- Your objective
Collect all lines below with the string "true".

▼

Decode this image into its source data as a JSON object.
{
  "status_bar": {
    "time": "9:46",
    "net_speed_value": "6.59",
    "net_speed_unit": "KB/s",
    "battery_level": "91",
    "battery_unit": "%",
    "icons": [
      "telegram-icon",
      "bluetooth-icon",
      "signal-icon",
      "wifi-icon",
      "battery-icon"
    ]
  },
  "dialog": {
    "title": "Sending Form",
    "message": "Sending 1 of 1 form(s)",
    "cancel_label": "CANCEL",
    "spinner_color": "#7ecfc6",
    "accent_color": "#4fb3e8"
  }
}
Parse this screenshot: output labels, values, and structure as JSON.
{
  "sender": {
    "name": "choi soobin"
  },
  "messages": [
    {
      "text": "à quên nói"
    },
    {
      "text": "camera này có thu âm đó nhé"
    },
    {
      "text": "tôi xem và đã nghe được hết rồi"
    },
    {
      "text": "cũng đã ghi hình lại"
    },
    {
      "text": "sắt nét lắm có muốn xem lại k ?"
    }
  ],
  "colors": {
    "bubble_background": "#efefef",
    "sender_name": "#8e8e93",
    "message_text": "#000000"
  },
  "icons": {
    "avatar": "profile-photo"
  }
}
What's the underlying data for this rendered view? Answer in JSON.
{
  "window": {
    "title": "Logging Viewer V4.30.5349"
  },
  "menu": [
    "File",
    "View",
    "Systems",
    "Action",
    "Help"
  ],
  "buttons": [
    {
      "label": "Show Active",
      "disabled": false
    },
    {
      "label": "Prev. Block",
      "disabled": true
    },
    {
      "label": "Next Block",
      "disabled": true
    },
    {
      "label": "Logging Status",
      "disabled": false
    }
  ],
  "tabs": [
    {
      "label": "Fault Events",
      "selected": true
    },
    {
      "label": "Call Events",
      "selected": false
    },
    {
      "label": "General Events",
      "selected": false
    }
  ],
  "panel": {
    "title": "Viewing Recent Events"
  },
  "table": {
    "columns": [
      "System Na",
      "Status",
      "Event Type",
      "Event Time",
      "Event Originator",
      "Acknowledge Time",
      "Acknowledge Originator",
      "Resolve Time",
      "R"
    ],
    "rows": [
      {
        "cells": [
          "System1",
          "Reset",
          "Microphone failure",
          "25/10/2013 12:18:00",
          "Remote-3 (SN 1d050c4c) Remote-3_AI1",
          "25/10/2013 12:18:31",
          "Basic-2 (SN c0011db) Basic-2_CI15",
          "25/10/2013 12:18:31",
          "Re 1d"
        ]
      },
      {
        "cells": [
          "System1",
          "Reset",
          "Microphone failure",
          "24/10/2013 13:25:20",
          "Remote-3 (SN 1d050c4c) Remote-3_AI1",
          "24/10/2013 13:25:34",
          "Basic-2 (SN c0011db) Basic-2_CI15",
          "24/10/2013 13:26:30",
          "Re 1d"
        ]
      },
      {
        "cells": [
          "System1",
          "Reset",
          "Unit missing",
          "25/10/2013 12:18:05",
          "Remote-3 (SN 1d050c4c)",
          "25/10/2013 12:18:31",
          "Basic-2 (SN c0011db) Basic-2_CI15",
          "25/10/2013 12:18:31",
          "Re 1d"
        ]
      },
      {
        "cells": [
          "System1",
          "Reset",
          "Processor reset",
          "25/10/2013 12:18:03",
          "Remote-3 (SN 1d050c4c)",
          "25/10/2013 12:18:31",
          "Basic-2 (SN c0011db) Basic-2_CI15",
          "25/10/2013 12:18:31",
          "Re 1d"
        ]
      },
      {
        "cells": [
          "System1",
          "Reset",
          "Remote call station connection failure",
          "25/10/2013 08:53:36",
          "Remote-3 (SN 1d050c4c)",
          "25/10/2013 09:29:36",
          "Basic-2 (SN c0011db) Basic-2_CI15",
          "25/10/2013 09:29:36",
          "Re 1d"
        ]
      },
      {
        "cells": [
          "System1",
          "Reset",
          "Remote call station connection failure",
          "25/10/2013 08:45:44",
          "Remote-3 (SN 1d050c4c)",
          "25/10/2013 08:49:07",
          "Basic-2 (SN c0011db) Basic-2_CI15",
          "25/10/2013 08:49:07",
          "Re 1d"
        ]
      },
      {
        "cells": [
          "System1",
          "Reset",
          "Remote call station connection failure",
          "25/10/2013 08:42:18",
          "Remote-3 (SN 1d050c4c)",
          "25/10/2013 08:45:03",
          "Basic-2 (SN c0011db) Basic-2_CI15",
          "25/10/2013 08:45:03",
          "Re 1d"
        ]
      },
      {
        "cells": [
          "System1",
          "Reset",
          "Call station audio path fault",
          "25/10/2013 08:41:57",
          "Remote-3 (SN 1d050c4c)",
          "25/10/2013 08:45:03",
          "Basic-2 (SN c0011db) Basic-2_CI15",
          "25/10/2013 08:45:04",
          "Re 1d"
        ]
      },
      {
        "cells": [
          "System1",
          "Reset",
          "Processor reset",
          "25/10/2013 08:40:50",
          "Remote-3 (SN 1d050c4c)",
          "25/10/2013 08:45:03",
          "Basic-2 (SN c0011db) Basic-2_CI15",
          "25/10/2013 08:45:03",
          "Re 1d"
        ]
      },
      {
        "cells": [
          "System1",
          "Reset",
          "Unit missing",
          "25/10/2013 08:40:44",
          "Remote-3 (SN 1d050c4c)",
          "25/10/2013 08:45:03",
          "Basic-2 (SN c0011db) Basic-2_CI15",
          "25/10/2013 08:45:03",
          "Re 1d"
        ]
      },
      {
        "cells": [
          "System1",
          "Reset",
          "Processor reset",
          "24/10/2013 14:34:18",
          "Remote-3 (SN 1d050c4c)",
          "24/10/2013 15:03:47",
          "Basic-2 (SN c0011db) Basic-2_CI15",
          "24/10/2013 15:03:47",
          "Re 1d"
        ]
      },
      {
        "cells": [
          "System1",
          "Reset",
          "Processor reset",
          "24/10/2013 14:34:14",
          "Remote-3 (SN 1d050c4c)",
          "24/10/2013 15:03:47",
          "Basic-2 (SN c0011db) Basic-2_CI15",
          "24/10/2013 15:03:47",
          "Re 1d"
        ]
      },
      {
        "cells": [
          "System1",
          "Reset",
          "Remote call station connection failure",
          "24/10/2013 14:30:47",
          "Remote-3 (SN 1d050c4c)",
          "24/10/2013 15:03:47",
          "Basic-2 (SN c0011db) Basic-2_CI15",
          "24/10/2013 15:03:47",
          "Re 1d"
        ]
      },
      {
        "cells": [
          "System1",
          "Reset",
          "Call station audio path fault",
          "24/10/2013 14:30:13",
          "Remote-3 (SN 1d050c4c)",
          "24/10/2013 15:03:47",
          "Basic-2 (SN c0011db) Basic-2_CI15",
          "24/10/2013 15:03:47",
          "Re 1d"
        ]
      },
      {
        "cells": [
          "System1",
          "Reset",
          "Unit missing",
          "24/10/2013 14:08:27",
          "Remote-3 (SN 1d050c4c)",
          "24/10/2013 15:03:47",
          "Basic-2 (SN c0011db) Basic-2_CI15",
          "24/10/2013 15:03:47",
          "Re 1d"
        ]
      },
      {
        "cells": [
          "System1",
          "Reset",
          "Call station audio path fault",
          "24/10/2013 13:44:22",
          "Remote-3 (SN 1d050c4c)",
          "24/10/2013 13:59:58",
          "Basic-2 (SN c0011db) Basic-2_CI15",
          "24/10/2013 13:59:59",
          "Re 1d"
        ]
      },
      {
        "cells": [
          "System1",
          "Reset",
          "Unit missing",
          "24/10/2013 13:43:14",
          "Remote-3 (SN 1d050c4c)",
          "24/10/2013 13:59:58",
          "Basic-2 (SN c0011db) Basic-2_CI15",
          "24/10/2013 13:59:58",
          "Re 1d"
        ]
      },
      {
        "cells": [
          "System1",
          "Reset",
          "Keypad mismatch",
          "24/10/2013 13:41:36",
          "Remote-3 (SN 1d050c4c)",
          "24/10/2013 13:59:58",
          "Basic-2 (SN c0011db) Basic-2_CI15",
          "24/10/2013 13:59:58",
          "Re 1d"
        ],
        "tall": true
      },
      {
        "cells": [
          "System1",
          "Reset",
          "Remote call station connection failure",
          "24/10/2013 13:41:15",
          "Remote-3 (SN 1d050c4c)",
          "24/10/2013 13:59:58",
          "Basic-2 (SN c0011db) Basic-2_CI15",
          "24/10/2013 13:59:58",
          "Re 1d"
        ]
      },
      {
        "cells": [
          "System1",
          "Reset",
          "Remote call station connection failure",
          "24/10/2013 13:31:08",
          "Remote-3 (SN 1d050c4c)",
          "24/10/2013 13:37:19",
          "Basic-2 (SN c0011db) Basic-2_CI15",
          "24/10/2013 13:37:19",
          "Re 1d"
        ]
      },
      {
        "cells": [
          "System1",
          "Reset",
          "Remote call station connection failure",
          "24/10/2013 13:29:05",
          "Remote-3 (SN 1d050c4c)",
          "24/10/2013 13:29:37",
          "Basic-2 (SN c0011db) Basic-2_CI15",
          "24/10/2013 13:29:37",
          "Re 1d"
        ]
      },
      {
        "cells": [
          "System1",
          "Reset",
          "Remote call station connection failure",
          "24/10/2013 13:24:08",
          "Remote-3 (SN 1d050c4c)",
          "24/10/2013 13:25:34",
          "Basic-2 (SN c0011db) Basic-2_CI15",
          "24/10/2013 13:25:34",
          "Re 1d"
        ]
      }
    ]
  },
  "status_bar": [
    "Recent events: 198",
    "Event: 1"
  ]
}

▲

- Exercise output
      "disabled": true
      "disabled": true
      "selected": true
        "tall": true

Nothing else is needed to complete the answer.